**TO DO**
Write the material out again in full, word for word. Do not include the pictures.

**ROWS**

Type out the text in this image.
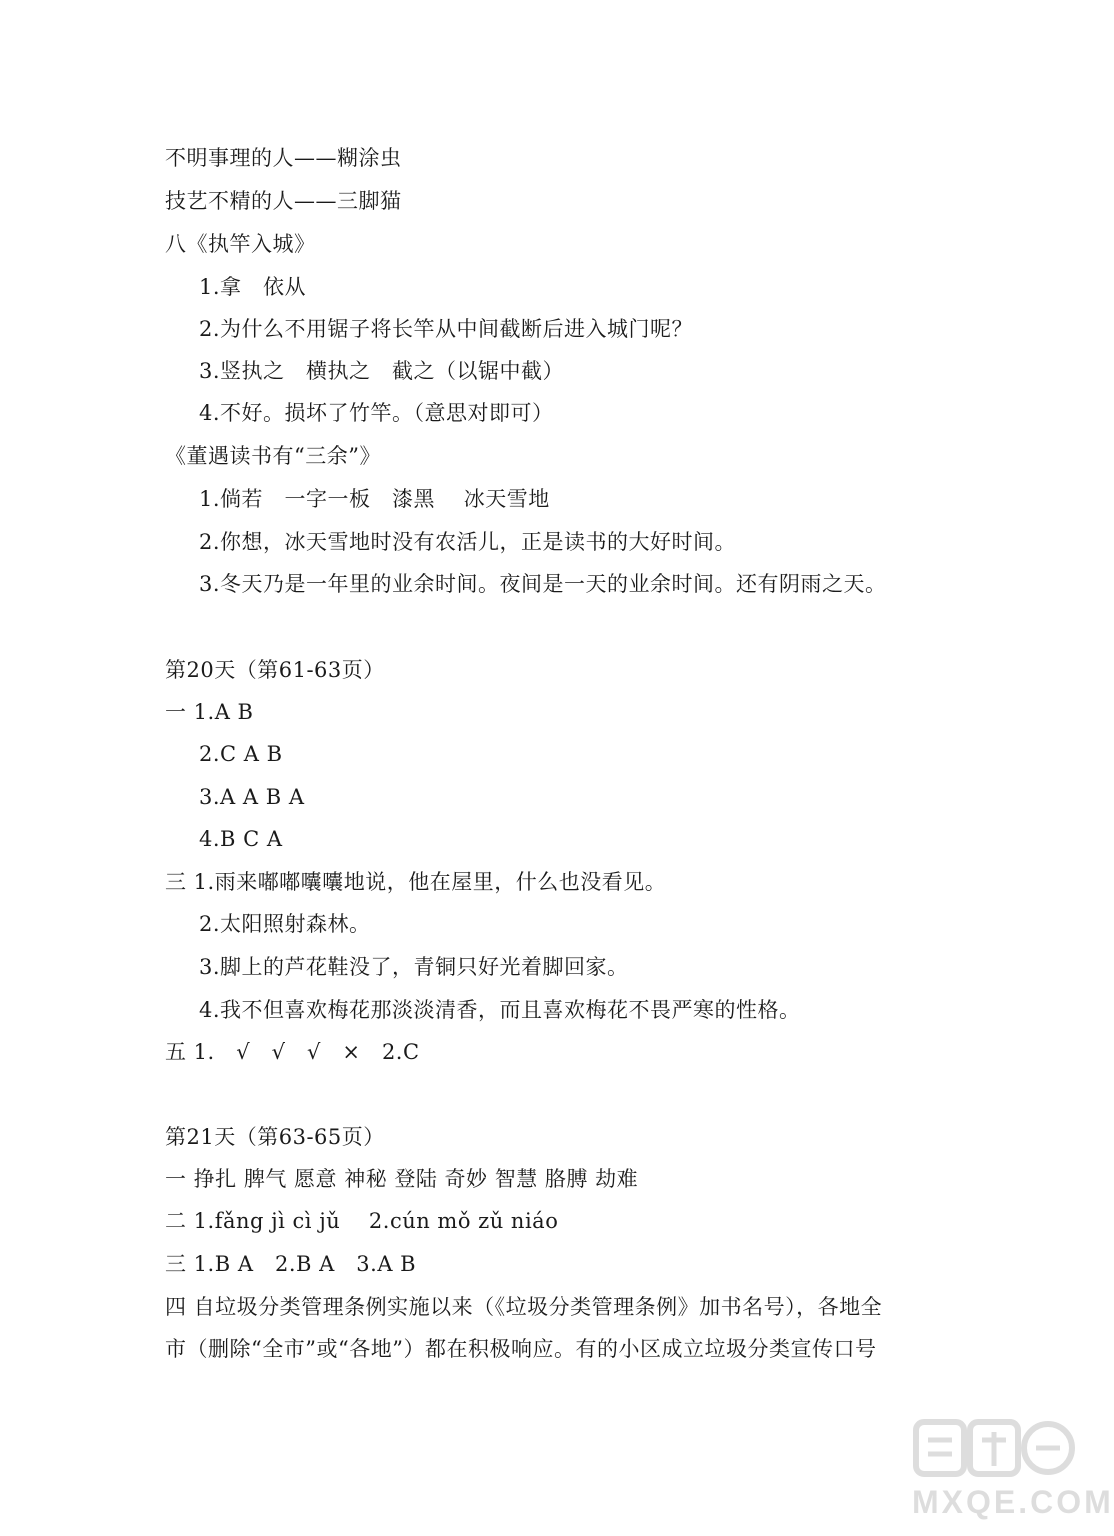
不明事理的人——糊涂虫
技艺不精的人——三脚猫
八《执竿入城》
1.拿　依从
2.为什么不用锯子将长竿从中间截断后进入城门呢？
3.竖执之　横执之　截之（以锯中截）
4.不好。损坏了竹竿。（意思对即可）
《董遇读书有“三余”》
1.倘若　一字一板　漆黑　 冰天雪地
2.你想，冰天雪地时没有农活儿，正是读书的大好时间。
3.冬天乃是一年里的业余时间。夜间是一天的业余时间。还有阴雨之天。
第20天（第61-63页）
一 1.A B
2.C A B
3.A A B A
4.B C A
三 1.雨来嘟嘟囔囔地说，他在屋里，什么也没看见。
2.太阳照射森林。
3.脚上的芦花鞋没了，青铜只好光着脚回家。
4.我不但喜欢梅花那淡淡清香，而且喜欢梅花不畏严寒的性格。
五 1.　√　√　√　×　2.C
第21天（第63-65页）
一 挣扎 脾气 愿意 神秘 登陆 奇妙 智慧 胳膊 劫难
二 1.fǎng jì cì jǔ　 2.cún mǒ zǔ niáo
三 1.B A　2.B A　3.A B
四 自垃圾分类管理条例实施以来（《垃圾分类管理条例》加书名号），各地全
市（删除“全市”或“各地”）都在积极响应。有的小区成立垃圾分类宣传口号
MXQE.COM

**FULL OUTPUT**
Type out the text in this image.
不明事理的人——糊涂虫
技艺不精的人——三脚猫
八《执竿入城》
1.拿　依从
2.为什么不用锯子将长竿从中间截断后进入城门呢？
3.竖执之　横执之　截之（以锯中截）
4.不好。损坏了竹竿。（意思对即可）
《董遇读书有“三余”》
1.倘若　一字一板　漆黑　 冰天雪地
2.你想，冰天雪地时没有农活儿，正是读书的大好时间。
3.冬天乃是一年里的业余时间。夜间是一天的业余时间。还有阴雨之天。
第20天（第61-63页）
一 1.A B
2.C A B
3.A A B A
4.B C A
三 1.雨来嘟嘟囔囔地说，他在屋里，什么也没看见。
2.太阳照射森林。
3.脚上的芦花鞋没了，青铜只好光着脚回家。
4.我不但喜欢梅花那淡淡清香，而且喜欢梅花不畏严寒的性格。
五 1.　√　√　√　×　2.C
第21天（第63-65页）
一 挣扎 脾气 愿意 神秘 登陆 奇妙 智慧 胳膊 劫难
二 1.fǎng jì cì jǔ　 2.cún mǒ zǔ niáo
三 1.B A　2.B A　3.A B
四 自垃圾分类管理条例实施以来（《垃圾分类管理条例》加书名号），各地全
市（删除“全市”或“各地”）都在积极响应。有的小区成立垃圾分类宣传口号
MXQE.COM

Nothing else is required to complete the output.